======== Provided records ========
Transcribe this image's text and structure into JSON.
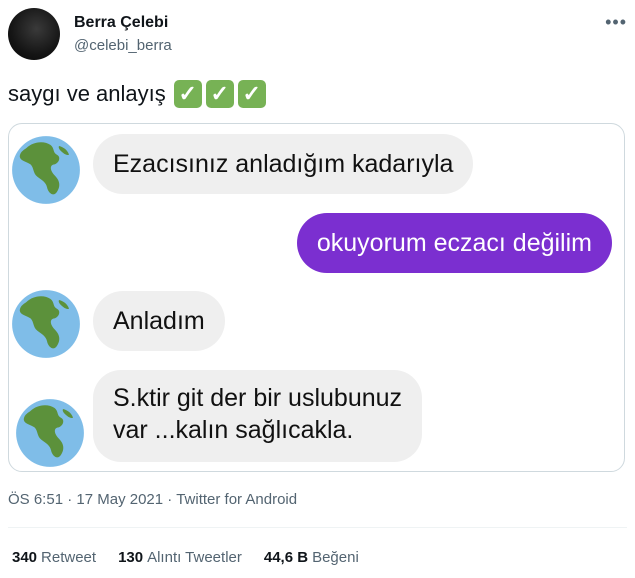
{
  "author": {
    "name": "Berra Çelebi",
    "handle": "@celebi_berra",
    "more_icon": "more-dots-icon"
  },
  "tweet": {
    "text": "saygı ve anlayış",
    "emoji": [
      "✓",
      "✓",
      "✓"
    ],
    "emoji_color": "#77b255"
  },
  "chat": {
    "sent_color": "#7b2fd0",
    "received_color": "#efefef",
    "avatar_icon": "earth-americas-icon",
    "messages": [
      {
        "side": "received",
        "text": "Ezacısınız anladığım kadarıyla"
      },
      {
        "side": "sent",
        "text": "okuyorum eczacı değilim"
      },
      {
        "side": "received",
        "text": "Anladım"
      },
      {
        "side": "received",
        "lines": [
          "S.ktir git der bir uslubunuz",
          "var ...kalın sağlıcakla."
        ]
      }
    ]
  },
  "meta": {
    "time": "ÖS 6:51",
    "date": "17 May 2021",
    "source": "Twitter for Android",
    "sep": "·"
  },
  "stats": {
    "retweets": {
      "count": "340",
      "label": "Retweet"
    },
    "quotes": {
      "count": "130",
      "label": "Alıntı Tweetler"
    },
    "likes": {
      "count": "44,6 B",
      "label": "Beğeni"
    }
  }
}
========
● Work required
Take the listing and print it again exactly, but without any pictures.

● Solution for this problem
Transcribe this image's text and structure into JSON.
{
  "author": {
    "name": "Berra Çelebi",
    "handle": "@celebi_berra",
    "more_icon": "more-dots-icon"
  },
  "tweet": {
    "text": "saygı ve anlayış",
    "emoji": [
      "✓",
      "✓",
      "✓"
    ],
    "emoji_color": "#77b255"
  },
  "chat": {
    "sent_color": "#7b2fd0",
    "received_color": "#efefef",
    "avatar_icon": "earth-americas-icon",
    "messages": [
      {
        "side": "received",
        "text": "Ezacısınız anladığım kadarıyla"
      },
      {
        "side": "sent",
        "text": "okuyorum eczacı değilim"
      },
      {
        "side": "received",
        "text": "Anladım"
      },
      {
        "side": "received",
        "lines": [
          "S.ktir git der bir uslubunuz",
          "var ...kalın sağlıcakla."
        ]
      }
    ]
  },
  "meta": {
    "time": "ÖS 6:51",
    "date": "17 May 2021",
    "source": "Twitter for Android",
    "sep": "·"
  },
  "stats": {
    "retweets": {
      "count": "340",
      "label": "Retweet"
    },
    "quotes": {
      "count": "130",
      "label": "Alıntı Tweetler"
    },
    "likes": {
      "count": "44,6 B",
      "label": "Beğeni"
    }
  }
}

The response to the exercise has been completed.